■ **Directions**
The entries below should be output exactly as written.

-- -- --

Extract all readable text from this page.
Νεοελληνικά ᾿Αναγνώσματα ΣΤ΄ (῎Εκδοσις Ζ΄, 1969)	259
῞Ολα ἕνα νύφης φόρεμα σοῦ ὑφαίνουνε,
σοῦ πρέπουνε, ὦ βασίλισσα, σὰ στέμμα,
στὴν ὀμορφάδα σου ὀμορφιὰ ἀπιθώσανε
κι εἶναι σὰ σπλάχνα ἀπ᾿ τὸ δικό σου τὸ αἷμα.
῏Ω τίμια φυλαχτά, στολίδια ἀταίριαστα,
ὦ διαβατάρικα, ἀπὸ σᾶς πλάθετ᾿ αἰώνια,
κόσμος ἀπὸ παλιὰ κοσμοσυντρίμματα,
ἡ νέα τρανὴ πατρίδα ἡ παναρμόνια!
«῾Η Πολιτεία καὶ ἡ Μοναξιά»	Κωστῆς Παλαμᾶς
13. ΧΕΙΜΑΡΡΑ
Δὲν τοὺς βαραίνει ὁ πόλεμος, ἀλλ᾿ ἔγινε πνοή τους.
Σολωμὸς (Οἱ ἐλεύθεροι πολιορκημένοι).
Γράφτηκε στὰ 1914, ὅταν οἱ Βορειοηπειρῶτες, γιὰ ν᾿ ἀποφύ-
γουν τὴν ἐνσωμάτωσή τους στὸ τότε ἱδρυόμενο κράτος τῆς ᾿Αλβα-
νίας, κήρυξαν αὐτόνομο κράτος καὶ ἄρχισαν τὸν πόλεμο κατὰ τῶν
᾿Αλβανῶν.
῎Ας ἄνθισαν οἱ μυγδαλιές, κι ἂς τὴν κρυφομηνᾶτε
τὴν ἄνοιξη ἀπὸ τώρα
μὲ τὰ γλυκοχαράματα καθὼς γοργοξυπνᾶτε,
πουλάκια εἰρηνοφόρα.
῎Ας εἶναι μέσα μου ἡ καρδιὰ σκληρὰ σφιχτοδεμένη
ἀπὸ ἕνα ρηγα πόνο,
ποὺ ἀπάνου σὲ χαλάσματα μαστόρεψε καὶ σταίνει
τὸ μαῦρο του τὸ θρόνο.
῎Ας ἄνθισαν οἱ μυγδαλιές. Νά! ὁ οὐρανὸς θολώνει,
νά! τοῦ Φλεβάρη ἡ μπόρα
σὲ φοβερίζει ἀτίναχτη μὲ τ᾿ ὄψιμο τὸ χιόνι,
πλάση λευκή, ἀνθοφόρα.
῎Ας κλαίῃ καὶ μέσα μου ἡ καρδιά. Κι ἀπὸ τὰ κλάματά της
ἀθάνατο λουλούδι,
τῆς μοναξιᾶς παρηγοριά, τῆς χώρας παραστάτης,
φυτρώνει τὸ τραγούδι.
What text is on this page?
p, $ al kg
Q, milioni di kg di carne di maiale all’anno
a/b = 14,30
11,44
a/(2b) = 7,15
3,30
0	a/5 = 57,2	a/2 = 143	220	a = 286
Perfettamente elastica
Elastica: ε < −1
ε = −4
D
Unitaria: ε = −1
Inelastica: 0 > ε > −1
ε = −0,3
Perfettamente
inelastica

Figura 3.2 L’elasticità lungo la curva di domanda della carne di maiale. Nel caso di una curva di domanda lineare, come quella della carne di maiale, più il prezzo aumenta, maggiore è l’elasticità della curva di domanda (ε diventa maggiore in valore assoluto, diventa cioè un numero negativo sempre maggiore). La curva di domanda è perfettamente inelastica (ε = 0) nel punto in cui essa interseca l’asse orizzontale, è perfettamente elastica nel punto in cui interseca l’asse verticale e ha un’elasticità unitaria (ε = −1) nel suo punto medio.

-- -- --

■ **Complete response**
Extract all readable text from this page.
Νεοελληνικά ᾿Αναγνώσματα ΣΤ΄ (῎Εκδοσις Ζ΄, 1969)	259
῞Ολα ἕνα νύφης φόρεμα σοῦ ὑφαίνουνε,
σοῦ πρέπουνε, ὦ βασίλισσα, σὰ στέμμα,
στὴν ὀμορφάδα σου ὀμορφιὰ ἀπιθώσανε
κι εἶναι σὰ σπλάχνα ἀπ᾿ τὸ δικό σου τὸ αἷμα.
῏Ω τίμια φυλαχτά, στολίδια ἀταίριαστα,
ὦ διαβατάρικα, ἀπὸ σᾶς πλάθετ᾿ αἰώνια,
κόσμος ἀπὸ παλιὰ κοσμοσυντρίμματα,
ἡ νέα τρανὴ πατρίδα ἡ παναρμόνια!
«῾Η Πολιτεία καὶ ἡ Μοναξιά»	Κωστῆς Παλαμᾶς
13. ΧΕΙΜΑΡΡΑ
Δὲν τοὺς βαραίνει ὁ πόλεμος, ἀλλ᾿ ἔγινε πνοή τους.
Σολωμὸς (Οἱ ἐλεύθεροι πολιορκημένοι).
Γράφτηκε στὰ 1914, ὅταν οἱ Βορειοηπειρῶτες, γιὰ ν᾿ ἀποφύ-
γουν τὴν ἐνσωμάτωσή τους στὸ τότε ἱδρυόμενο κράτος τῆς ᾿Αλβα-
νίας, κήρυξαν αὐτόνομο κράτος καὶ ἄρχισαν τὸν πόλεμο κατὰ τῶν
᾿Αλβανῶν.
῎Ας ἄνθισαν οἱ μυγδαλιές, κι ἂς τὴν κρυφομηνᾶτε
τὴν ἄνοιξη ἀπὸ τώρα
μὲ τὰ γλυκοχαράματα καθὼς γοργοξυπνᾶτε,
πουλάκια εἰρηνοφόρα.
῎Ας εἶναι μέσα μου ἡ καρδιὰ σκληρὰ σφιχτοδεμένη
ἀπὸ ἕνα ρηγα πόνο,
ποὺ ἀπάνου σὲ χαλάσματα μαστόρεψε καὶ σταίνει
τὸ μαῦρο του τὸ θρόνο.
῎Ας ἄνθισαν οἱ μυγδαλιές. Νά! ὁ οὐρανὸς θολώνει,
νά! τοῦ Φλεβάρη ἡ μπόρα
σὲ φοβερίζει ἀτίναχτη μὲ τ᾿ ὄψιμο τὸ χιόνι,
πλάση λευκή, ἀνθοφόρα.
῎Ας κλαίῃ καὶ μέσα μου ἡ καρδιά. Κι ἀπὸ τὰ κλάματά της
ἀθάνατο λουλούδι,
τῆς μοναξιᾶς παρηγοριά, τῆς χώρας παραστάτης,
φυτρώνει τὸ τραγούδι.
What text is on this page?
p, $ al kg
Q, milioni di kg di carne di maiale all’anno
a/b = 14,30
11,44
a/(2b) = 7,15
3,30
0	a/5 = 57,2	a/2 = 143	220	a = 286
Perfettamente elastica
Elastica: ε < −1
ε = −4
D
Unitaria: ε = −1
Inelastica: 0 > ε > −1
ε = −0,3
Perfettamente
inelastica

Figura 3.2 L’elasticità lungo la curva di domanda della carne di maiale. Nel caso di una curva di domanda lineare, come quella della carne di maiale, più il prezzo aumenta, maggiore è l’elasticità della curva di domanda (ε diventa maggiore in valore assoluto, diventa cioè un numero negativo sempre maggiore). La curva di domanda è perfettamente inelastica (ε = 0) nel punto in cui essa interseca l’asse orizzontale, è perfettamente elastica nel punto in cui interseca l’asse verticale e ha un’elasticità unitaria (ε = −1) nel suo punto medio.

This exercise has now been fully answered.